### Problem to solve
Return, word for word, every line that follows.

— START Extracted information —

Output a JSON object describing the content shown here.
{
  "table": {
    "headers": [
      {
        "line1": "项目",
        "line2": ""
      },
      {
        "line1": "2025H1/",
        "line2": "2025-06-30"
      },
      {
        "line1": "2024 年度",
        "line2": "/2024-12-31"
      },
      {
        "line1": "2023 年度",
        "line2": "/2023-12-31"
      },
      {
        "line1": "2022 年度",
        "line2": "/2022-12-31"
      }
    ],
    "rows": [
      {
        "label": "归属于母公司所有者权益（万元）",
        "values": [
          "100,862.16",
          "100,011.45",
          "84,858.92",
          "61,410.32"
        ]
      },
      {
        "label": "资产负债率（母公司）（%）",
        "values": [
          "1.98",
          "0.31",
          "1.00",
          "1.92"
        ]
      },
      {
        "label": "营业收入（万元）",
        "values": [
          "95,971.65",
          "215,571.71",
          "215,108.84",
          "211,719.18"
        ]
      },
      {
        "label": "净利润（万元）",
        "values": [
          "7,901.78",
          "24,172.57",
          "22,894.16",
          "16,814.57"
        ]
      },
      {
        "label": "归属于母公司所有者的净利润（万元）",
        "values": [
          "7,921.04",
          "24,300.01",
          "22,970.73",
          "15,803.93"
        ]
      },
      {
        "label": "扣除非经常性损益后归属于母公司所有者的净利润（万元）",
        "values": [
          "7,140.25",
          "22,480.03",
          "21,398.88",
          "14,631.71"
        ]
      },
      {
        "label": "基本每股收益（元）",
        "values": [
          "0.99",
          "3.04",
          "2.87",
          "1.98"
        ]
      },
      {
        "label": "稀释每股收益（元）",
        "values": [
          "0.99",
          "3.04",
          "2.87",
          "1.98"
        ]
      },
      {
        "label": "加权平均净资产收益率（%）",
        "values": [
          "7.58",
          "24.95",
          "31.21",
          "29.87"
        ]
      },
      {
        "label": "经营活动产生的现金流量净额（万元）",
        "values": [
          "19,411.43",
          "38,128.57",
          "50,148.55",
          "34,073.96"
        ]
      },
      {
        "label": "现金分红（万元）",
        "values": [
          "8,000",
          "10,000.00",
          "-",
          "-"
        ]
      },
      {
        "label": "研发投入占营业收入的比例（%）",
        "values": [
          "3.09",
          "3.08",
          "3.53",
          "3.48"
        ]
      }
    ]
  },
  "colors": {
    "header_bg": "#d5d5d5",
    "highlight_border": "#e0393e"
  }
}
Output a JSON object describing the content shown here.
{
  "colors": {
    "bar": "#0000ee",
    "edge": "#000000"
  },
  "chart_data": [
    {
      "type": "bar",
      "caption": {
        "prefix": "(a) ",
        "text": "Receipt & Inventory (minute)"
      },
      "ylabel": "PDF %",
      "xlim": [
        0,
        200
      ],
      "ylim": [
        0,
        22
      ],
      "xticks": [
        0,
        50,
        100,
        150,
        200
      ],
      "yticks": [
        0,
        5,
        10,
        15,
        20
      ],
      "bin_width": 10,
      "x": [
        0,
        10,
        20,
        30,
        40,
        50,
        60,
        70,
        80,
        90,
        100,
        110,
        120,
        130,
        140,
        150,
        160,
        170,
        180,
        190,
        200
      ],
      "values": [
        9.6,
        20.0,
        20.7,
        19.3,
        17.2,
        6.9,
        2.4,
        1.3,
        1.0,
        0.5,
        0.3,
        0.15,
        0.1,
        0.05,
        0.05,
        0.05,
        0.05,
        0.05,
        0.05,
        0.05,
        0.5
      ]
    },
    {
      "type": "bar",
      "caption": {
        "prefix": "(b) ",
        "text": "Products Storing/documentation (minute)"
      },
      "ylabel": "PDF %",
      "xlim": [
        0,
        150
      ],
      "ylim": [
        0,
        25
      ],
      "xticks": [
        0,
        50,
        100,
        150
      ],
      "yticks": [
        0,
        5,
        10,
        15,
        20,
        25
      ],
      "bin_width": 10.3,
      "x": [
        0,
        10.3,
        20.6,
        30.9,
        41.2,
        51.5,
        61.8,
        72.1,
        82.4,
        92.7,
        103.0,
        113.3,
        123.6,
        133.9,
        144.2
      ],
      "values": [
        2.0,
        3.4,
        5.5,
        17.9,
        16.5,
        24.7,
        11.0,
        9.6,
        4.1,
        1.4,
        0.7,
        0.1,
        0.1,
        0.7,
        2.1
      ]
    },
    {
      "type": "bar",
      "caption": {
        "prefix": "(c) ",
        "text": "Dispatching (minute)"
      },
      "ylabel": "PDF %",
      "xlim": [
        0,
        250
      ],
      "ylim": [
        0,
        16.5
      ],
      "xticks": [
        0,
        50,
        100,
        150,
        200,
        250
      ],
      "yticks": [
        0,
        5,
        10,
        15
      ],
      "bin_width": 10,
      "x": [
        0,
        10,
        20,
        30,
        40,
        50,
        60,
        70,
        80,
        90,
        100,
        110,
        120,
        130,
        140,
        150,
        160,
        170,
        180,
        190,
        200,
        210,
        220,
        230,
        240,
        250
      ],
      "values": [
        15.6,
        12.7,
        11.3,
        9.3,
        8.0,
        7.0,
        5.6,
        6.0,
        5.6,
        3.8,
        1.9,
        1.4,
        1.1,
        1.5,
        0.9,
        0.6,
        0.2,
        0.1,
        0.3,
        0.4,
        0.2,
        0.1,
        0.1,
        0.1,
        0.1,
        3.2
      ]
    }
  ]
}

— END Extracted information —

### Result of the task
Output a JSON object describing the content shown here.
{
  "table": {
    "headers": [
      {
        "line1": "项目",
        "line2": ""
      },
      {
        "line1": "2025H1/",
        "line2": "2025-06-30"
      },
      {
        "line1": "2024 年度",
        "line2": "/2024-12-31"
      },
      {
        "line1": "2023 年度",
        "line2": "/2023-12-31"
      },
      {
        "line1": "2022 年度",
        "line2": "/2022-12-31"
      }
    ],
    "rows": [
      {
        "label": "归属于母公司所有者权益（万元）",
        "values": [
          "100,862.16",
          "100,011.45",
          "84,858.92",
          "61,410.32"
        ]
      },
      {
        "label": "资产负债率（母公司）（%）",
        "values": [
          "1.98",
          "0.31",
          "1.00",
          "1.92"
        ]
      },
      {
        "label": "营业收入（万元）",
        "values": [
          "95,971.65",
          "215,571.71",
          "215,108.84",
          "211,719.18"
        ]
      },
      {
        "label": "净利润（万元）",
        "values": [
          "7,901.78",
          "24,172.57",
          "22,894.16",
          "16,814.57"
        ]
      },
      {
        "label": "归属于母公司所有者的净利润（万元）",
        "values": [
          "7,921.04",
          "24,300.01",
          "22,970.73",
          "15,803.93"
        ]
      },
      {
        "label": "扣除非经常性损益后归属于母公司所有者的净利润（万元）",
        "values": [
          "7,140.25",
          "22,480.03",
          "21,398.88",
          "14,631.71"
        ]
      },
      {
        "label": "基本每股收益（元）",
        "values": [
          "0.99",
          "3.04",
          "2.87",
          "1.98"
        ]
      },
      {
        "label": "稀释每股收益（元）",
        "values": [
          "0.99",
          "3.04",
          "2.87",
          "1.98"
        ]
      },
      {
        "label": "加权平均净资产收益率（%）",
        "values": [
          "7.58",
          "24.95",
          "31.21",
          "29.87"
        ]
      },
      {
        "label": "经营活动产生的现金流量净额（万元）",
        "values": [
          "19,411.43",
          "38,128.57",
          "50,148.55",
          "34,073.96"
        ]
      },
      {
        "label": "现金分红（万元）",
        "values": [
          "8,000",
          "10,000.00",
          "-",
          "-"
        ]
      },
      {
        "label": "研发投入占营业收入的比例（%）",
        "values": [
          "3.09",
          "3.08",
          "3.53",
          "3.48"
        ]
      }
    ]
  },
  "colors": {
    "header_bg": "#d5d5d5",
    "highlight_border": "#e0393e"
  }
}
Output a JSON object describing the content shown here.
{
  "colors": {
    "bar": "#0000ee",
    "edge": "#000000"
  },
  "chart_data": [
    {
      "type": "bar",
      "caption": {
        "prefix": "(a) ",
        "text": "Receipt & Inventory (minute)"
      },
      "ylabel": "PDF %",
      "xlim": [
        0,
        200
      ],
      "ylim": [
        0,
        22
      ],
      "xticks": [
        0,
        50,
        100,
        150,
        200
      ],
      "yticks": [
        0,
        5,
        10,
        15,
        20
      ],
      "bin_width": 10,
      "x": [
        0,
        10,
        20,
        30,
        40,
        50,
        60,
        70,
        80,
        90,
        100,
        110,
        120,
        130,
        140,
        150,
        160,
        170,
        180,
        190,
        200
      ],
      "values": [
        9.6,
        20.0,
        20.7,
        19.3,
        17.2,
        6.9,
        2.4,
        1.3,
        1.0,
        0.5,
        0.3,
        0.15,
        0.1,
        0.05,
        0.05,
        0.05,
        0.05,
        0.05,
        0.05,
        0.05,
        0.5
      ]
    },
    {
      "type": "bar",
      "caption": {
        "prefix": "(b) ",
        "text": "Products Storing/documentation (minute)"
      },
      "ylabel": "PDF %",
      "xlim": [
        0,
        150
      ],
      "ylim": [
        0,
        25
      ],
      "xticks": [
        0,
        50,
        100,
        150
      ],
      "yticks": [
        0,
        5,
        10,
        15,
        20,
        25
      ],
      "bin_width": 10.3,
      "x": [
        0,
        10.3,
        20.6,
        30.9,
        41.2,
        51.5,
        61.8,
        72.1,
        82.4,
        92.7,
        103.0,
        113.3,
        123.6,
        133.9,
        144.2
      ],
      "values": [
        2.0,
        3.4,
        5.5,
        17.9,
        16.5,
        24.7,
        11.0,
        9.6,
        4.1,
        1.4,
        0.7,
        0.1,
        0.1,
        0.7,
        2.1
      ]
    },
    {
      "type": "bar",
      "caption": {
        "prefix": "(c) ",
        "text": "Dispatching (minute)"
      },
      "ylabel": "PDF %",
      "xlim": [
        0,
        250
      ],
      "ylim": [
        0,
        16.5
      ],
      "xticks": [
        0,
        50,
        100,
        150,
        200,
        250
      ],
      "yticks": [
        0,
        5,
        10,
        15
      ],
      "bin_width": 10,
      "x": [
        0,
        10,
        20,
        30,
        40,
        50,
        60,
        70,
        80,
        90,
        100,
        110,
        120,
        130,
        140,
        150,
        160,
        170,
        180,
        190,
        200,
        210,
        220,
        230,
        240,
        250
      ],
      "values": [
        15.6,
        12.7,
        11.3,
        9.3,
        8.0,
        7.0,
        5.6,
        6.0,
        5.6,
        3.8,
        1.9,
        1.4,
        1.1,
        1.5,
        0.9,
        0.6,
        0.2,
        0.1,
        0.3,
        0.4,
        0.2,
        0.1,
        0.1,
        0.1,
        0.1,
        3.2
      ]
    }
  ]
}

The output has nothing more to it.